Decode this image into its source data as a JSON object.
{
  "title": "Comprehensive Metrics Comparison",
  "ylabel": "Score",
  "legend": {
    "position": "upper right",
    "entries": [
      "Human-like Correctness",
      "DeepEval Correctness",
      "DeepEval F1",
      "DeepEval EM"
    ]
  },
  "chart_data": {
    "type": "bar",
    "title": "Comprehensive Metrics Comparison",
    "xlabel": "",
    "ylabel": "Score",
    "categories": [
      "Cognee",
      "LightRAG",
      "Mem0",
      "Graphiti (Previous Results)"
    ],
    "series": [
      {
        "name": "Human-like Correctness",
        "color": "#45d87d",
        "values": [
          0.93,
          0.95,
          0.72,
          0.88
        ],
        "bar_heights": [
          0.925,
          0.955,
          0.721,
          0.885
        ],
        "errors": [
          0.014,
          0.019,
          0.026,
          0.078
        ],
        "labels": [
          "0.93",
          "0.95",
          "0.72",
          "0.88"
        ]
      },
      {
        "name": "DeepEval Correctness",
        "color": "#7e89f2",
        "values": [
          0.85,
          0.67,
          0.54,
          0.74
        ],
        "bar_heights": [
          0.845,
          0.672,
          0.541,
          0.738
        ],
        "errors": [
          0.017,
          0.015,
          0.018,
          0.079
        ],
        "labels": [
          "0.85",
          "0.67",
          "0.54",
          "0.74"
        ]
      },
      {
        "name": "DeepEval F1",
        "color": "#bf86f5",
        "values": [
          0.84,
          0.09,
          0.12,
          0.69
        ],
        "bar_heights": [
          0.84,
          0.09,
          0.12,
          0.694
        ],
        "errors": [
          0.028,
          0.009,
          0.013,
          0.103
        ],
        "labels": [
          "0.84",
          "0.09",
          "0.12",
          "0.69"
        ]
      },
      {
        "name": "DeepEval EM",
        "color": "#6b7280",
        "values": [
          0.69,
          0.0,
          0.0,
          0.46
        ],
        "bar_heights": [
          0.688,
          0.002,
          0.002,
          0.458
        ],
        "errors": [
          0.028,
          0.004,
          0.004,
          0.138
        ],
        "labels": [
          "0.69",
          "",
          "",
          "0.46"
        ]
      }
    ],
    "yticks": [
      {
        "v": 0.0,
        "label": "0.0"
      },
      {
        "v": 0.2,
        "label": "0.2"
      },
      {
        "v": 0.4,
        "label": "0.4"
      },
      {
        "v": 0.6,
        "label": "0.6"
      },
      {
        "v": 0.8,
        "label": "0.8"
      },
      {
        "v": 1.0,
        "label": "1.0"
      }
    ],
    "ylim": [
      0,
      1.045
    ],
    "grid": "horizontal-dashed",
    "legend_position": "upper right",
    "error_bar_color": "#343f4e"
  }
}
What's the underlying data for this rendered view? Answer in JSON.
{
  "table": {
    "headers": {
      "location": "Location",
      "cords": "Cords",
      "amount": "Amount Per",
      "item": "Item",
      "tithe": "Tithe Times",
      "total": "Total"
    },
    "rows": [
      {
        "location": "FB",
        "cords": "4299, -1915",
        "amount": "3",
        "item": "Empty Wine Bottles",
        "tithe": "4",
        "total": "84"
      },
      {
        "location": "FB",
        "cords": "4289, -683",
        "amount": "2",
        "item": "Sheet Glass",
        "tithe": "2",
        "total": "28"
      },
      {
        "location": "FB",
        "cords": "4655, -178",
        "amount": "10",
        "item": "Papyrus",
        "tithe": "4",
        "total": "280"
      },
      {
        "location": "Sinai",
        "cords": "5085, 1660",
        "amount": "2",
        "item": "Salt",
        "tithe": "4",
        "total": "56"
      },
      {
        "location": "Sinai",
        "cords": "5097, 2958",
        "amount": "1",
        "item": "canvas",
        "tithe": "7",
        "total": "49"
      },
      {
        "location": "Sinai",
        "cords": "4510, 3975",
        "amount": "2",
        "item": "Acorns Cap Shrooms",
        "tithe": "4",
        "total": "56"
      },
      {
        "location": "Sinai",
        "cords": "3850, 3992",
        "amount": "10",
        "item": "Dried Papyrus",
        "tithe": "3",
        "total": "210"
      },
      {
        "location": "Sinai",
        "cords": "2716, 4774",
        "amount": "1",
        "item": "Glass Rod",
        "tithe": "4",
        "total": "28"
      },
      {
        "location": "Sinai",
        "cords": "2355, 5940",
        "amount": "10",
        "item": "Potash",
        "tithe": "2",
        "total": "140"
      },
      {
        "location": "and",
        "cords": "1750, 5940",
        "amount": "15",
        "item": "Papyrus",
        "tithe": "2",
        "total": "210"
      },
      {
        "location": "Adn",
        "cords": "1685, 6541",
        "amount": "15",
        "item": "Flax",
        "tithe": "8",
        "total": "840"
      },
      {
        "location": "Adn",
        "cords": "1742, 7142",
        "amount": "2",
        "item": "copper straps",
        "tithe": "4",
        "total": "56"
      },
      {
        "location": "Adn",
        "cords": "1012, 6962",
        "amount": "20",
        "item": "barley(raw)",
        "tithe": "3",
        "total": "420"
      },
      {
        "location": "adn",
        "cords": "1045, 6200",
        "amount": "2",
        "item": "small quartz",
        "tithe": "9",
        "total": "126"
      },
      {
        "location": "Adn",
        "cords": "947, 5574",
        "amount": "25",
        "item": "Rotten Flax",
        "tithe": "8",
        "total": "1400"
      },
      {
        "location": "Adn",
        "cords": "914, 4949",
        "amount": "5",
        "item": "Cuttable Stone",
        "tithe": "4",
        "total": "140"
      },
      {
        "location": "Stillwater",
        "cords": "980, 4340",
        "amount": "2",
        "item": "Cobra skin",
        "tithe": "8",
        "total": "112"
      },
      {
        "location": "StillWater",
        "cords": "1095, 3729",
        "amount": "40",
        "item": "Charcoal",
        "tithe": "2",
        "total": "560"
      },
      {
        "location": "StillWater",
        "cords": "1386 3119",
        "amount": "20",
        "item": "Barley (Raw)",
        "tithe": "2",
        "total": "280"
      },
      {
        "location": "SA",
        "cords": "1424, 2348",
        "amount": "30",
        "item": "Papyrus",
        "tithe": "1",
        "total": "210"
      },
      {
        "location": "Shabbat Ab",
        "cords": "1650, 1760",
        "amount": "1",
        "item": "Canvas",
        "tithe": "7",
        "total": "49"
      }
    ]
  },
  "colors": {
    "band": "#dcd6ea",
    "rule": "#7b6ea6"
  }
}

- **Given instruction**
Reply with one number only: the count of lines in the entries that contain "DeepEval".

- **Answer**
6